- _Work to complete_:
Reproduce the records that follow in full, excluding any picture they contain.
[Records for the exercise start]
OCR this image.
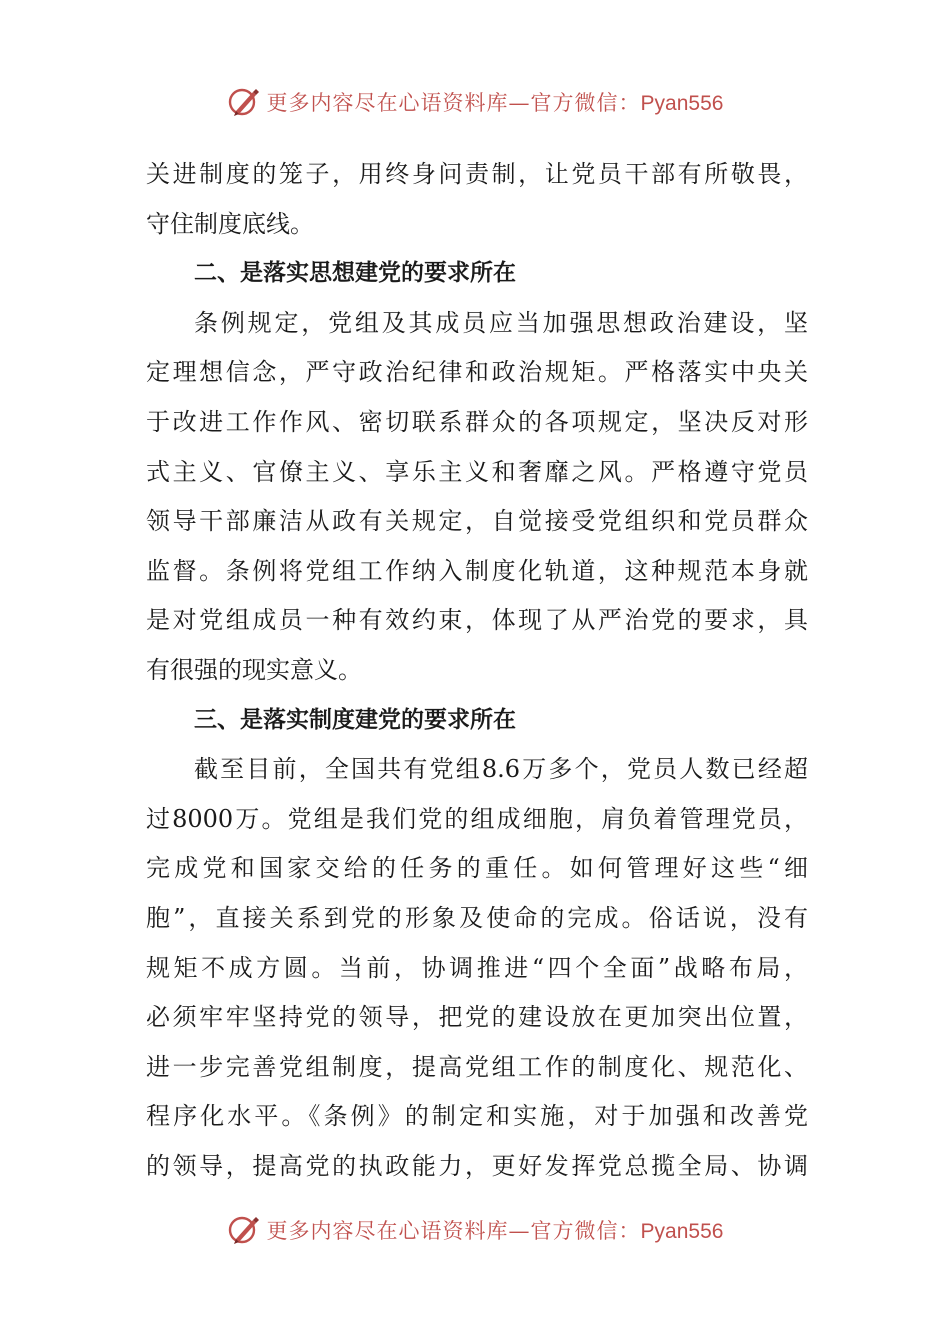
更多内容尽在心语资料库—官方微信：Pyan556
关进制度的笼子，用终身问责制，让党员干部有所敬畏，
守住制度底线。
二、是落实思想建党的要求所在
条例规定，党组及其成员应当加强思想政治建设，坚
定理想信念，严守政治纪律和政治规矩。严格落实中央关
于改进工作作风、密切联系群众的各项规定，坚决反对形
式主义、官僚主义、享乐主义和奢靡之风。严格遵守党员
领导干部廉洁从政有关规定，自觉接受党组织和党员群众
监督。条例将党组工作纳入制度化轨道，这种规范本身就
是对党组成员一种有效约束，体现了从严治党的要求，具
有很强的现实意义。
三、是落实制度建党的要求所在
截至目前，全国共有党组8.6万多个，党员人数已经超
过8000万。党组是我们党的组成细胞，肩负着管理党员，
完成党和国家交给的任务的重任。如何管理好这些“细
胞”，直接关系到党的形象及使命的完成。俗话说，没有
规矩不成方圆。当前，协调推进“四个全面”战略布局，
必须牢牢坚持党的领导，把党的建设放在更加突出位置，
进一步完善党组制度，提高党组工作的制度化、规范化、
程序化水平。《条例》的制定和实施，对于加强和改善党
的领导，提高党的执政能力，更好发挥党总揽全局、协调
更多内容尽在心语资料库—官方微信：Pyan556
[Records for the exercise end]
- _Solved exercise_:
OCR this image.
更多内容尽在心语资料库—官方微信：Pyan556
关进制度的笼子，用终身问责制，让党员干部有所敬畏，
守住制度底线。
二、是落实思想建党的要求所在
条例规定，党组及其成员应当加强思想政治建设，坚
定理想信念，严守政治纪律和政治规矩。严格落实中央关
于改进工作作风、密切联系群众的各项规定，坚决反对形
式主义、官僚主义、享乐主义和奢靡之风。严格遵守党员
领导干部廉洁从政有关规定，自觉接受党组织和党员群众
监督。条例将党组工作纳入制度化轨道，这种规范本身就
是对党组成员一种有效约束，体现了从严治党的要求，具
有很强的现实意义。
三、是落实制度建党的要求所在
截至目前，全国共有党组8.6万多个，党员人数已经超
过8000万。党组是我们党的组成细胞，肩负着管理党员，
完成党和国家交给的任务的重任。如何管理好这些“细
胞”，直接关系到党的形象及使命的完成。俗话说，没有
规矩不成方圆。当前，协调推进“四个全面”战略布局，
必须牢牢坚持党的领导，把党的建设放在更加突出位置，
进一步完善党组制度，提高党组工作的制度化、规范化、
程序化水平。《条例》的制定和实施，对于加强和改善党
的领导，提高党的执政能力，更好发挥党总揽全局、协调
更多内容尽在心语资料库—官方微信：Pyan556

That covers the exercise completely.